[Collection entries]
====================

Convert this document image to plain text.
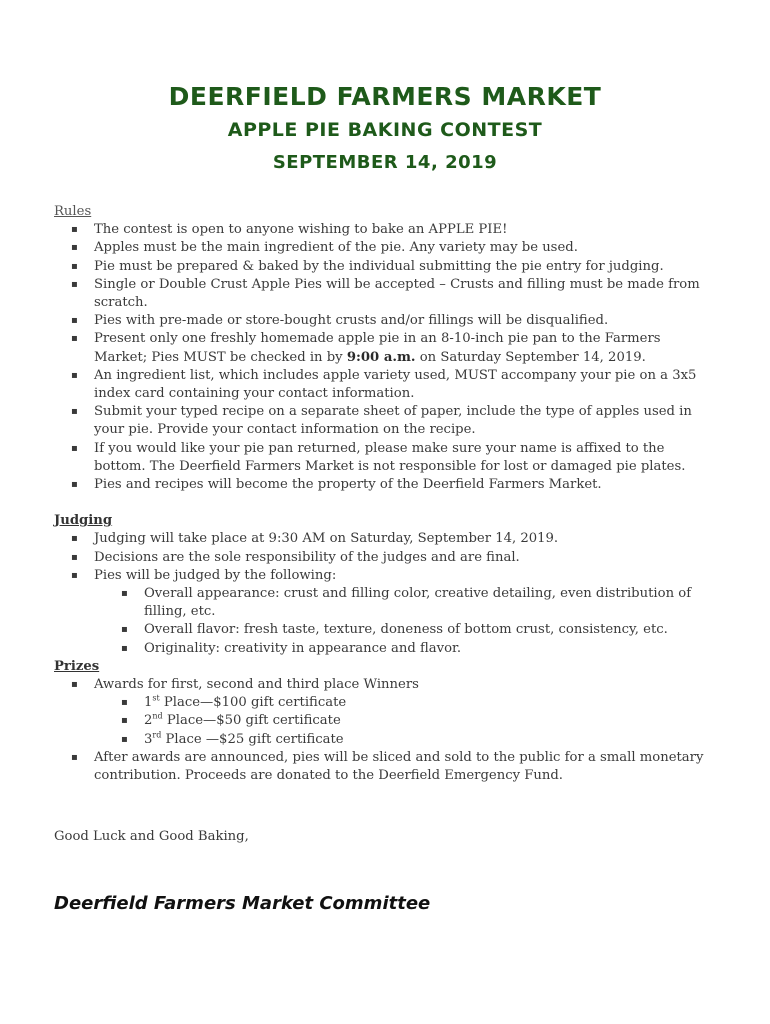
DEERFIELD FARMERS MARKET

APPLE PIE BAKING CONTEST

SEPTEMBER 14, 2019

Rules

▪ The contest is open to anyone wishing to bake an APPLE PIE!
▪ Apples must be the main ingredient of the pie. Any variety may be used.
▪ Pie must be prepared & baked by the individual submitting the pie entry for judging.
▪ Single or Double Crust Apple Pies will be accepted – Crusts and filling must be made from scratch.
▪ Pies with pre-made or store-bought crusts and/or fillings will be disqualified.
▪ Present only one freshly homemade apple pie in an 8-10-inch pie pan to the Farmers Market; Pies MUST be checked in by 9:00 a.m. on Saturday September 14, 2019.
▪ An ingredient list, which includes apple variety used, MUST accompany your pie on a 3x5 index card containing your contact information.
▪ Submit your typed recipe on a separate sheet of paper, include the type of apples used in your pie. Provide your contact information on the recipe.
▪ If you would like your pie pan returned, please make sure your name is affixed to the bottom. The Deerfield Farmers Market is not responsible for lost or damaged pie plates.
▪ Pies and recipes will become the property of the Deerfield Farmers Market.

Judging

▪ Judging will take place at 9:30 AM on Saturday, September 14, 2019.
▪ Decisions are the sole responsibility of the judges and are final.
▪ Pies will be judged by the following:
▪ Overall appearance: crust and filling color, creative detailing, even distribution of filling, etc.
▪ Overall flavor: fresh taste, texture, doneness of bottom crust, consistency, etc.
▪ Originality: creativity in appearance and flavor.

Prizes

▪ Awards for first, second and third place Winners
▪ 1st Place—$100 gift certificate
▪ 2nd Place—$50 gift certificate
▪ 3rd Place —$25 gift certificate
▪ After awards are announced, pies will be sliced and sold to the public for a small monetary contribution. Proceeds are donated to the Deerfield Emergency Fund.

Good Luck and Good Baking,

Deerfield Farmers Market Committee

====================

Are you able to set down all the lines above exactly, without any pictures?

**WRITTEN RESPONSE**
Convert this document image to plain text.
DEERFIELD FARMERS MARKET

APPLE PIE BAKING CONTEST

SEPTEMBER 14, 2019

Rules

▪ The contest is open to anyone wishing to bake an APPLE PIE!
▪ Apples must be the main ingredient of the pie. Any variety may be used.
▪ Pie must be prepared & baked by the individual submitting the pie entry for judging.
▪ Single or Double Crust Apple Pies will be accepted – Crusts and filling must be made from scratch.
▪ Pies with pre-made or store-bought crusts and/or fillings will be disqualified.
▪ Present only one freshly homemade apple pie in an 8-10-inch pie pan to the Farmers Market; Pies MUST be checked in by 9:00 a.m. on Saturday September 14, 2019.
▪ An ingredient list, which includes apple variety used, MUST accompany your pie on a 3x5 index card containing your contact information.
▪ Submit your typed recipe on a separate sheet of paper, include the type of apples used in your pie. Provide your contact information on the recipe.
▪ If you would like your pie pan returned, please make sure your name is affixed to the bottom. The Deerfield Farmers Market is not responsible for lost or damaged pie plates.
▪ Pies and recipes will become the property of the Deerfield Farmers Market.

Judging

▪ Judging will take place at 9:30 AM on Saturday, September 14, 2019.
▪ Decisions are the sole responsibility of the judges and are final.
▪ Pies will be judged by the following:
▪ Overall appearance: crust and filling color, creative detailing, even distribution of filling, etc.
▪ Overall flavor: fresh taste, texture, doneness of bottom crust, consistency, etc.
▪ Originality: creativity in appearance and flavor.

Prizes

▪ Awards for first, second and third place Winners
▪ 1st Place—$100 gift certificate
▪ 2nd Place—$50 gift certificate
▪ 3rd Place —$25 gift certificate
▪ After awards are announced, pies will be sliced and sold to the public for a small monetary contribution. Proceeds are donated to the Deerfield Emergency Fund.

Good Luck and Good Baking,

Deerfield Farmers Market Committee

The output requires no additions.